PROMPT =>
Your task is to repeat the entries underneath exactly, minus the pictures.

# START OF GIVEN INFORMATION

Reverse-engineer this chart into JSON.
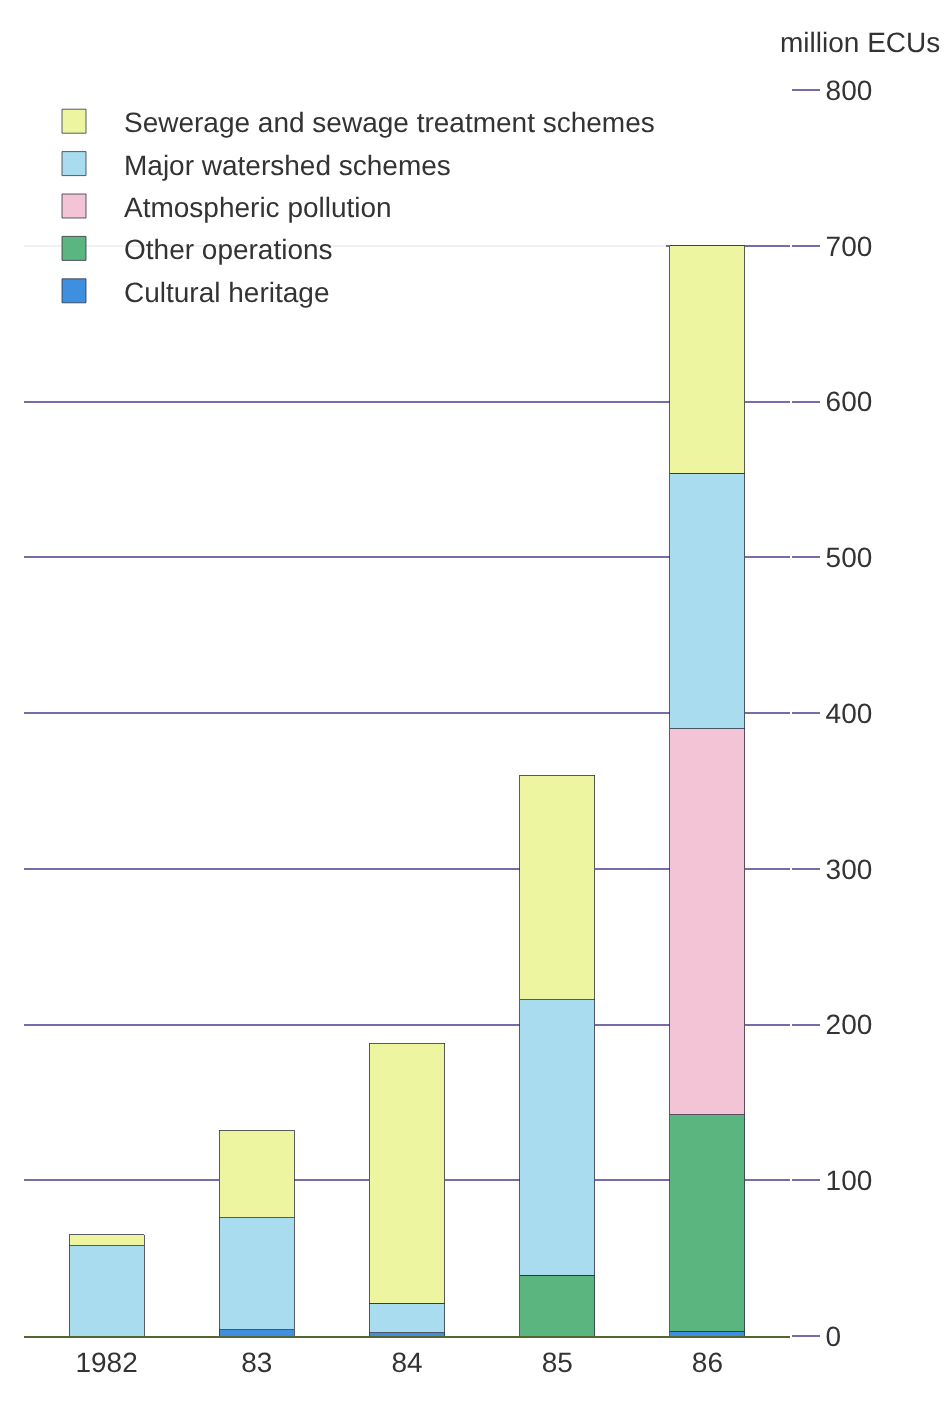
{
  "chart_data": {
    "type": "bar",
    "stacked": true,
    "ylabel": "million ECUs",
    "categories": [
      "1982",
      "83",
      "84",
      "85",
      "86"
    ],
    "series": [
      {
        "name": "Cultural heritage",
        "color": "#3f8fe0",
        "values": [
          0,
          4,
          2,
          0,
          3
        ]
      },
      {
        "name": "Other operations",
        "color": "#5bb57e",
        "values": [
          0,
          0,
          0,
          39,
          139
        ]
      },
      {
        "name": "Atmospheric pollution",
        "color": "#f2c4d6",
        "values": [
          0,
          0,
          0,
          0,
          248
        ]
      },
      {
        "name": "Major watershed schemes",
        "color": "#a9dcef",
        "values": [
          58,
          72,
          19,
          177,
          164
        ]
      },
      {
        "name": "Sewerage and sewage treatment schemes",
        "color": "#eef5a0",
        "values": [
          7,
          56,
          167,
          144,
          146
        ]
      }
    ],
    "ylim": [
      0,
      800
    ],
    "yticks": [
      0,
      100,
      200,
      300,
      400,
      500,
      600,
      700,
      800
    ],
    "grid": "y",
    "legend": "top left"
  }
}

# END OF GIVEN INFORMATION

EXERCISE RESPONSE =>
Reverse-engineer this chart into JSON.
{
  "chart_data": {
    "type": "bar",
    "stacked": true,
    "ylabel": "million ECUs",
    "categories": [
      "1982",
      "83",
      "84",
      "85",
      "86"
    ],
    "series": [
      {
        "name": "Cultural heritage",
        "color": "#3f8fe0",
        "values": [
          0,
          4,
          2,
          0,
          3
        ]
      },
      {
        "name": "Other operations",
        "color": "#5bb57e",
        "values": [
          0,
          0,
          0,
          39,
          139
        ]
      },
      {
        "name": "Atmospheric pollution",
        "color": "#f2c4d6",
        "values": [
          0,
          0,
          0,
          0,
          248
        ]
      },
      {
        "name": "Major watershed schemes",
        "color": "#a9dcef",
        "values": [
          58,
          72,
          19,
          177,
          164
        ]
      },
      {
        "name": "Sewerage and sewage treatment schemes",
        "color": "#eef5a0",
        "values": [
          7,
          56,
          167,
          144,
          146
        ]
      }
    ],
    "ylim": [
      0,
      800
    ],
    "yticks": [
      0,
      100,
      200,
      300,
      400,
      500,
      600,
      700,
      800
    ],
    "grid": "y",
    "legend": "top left"
  }
}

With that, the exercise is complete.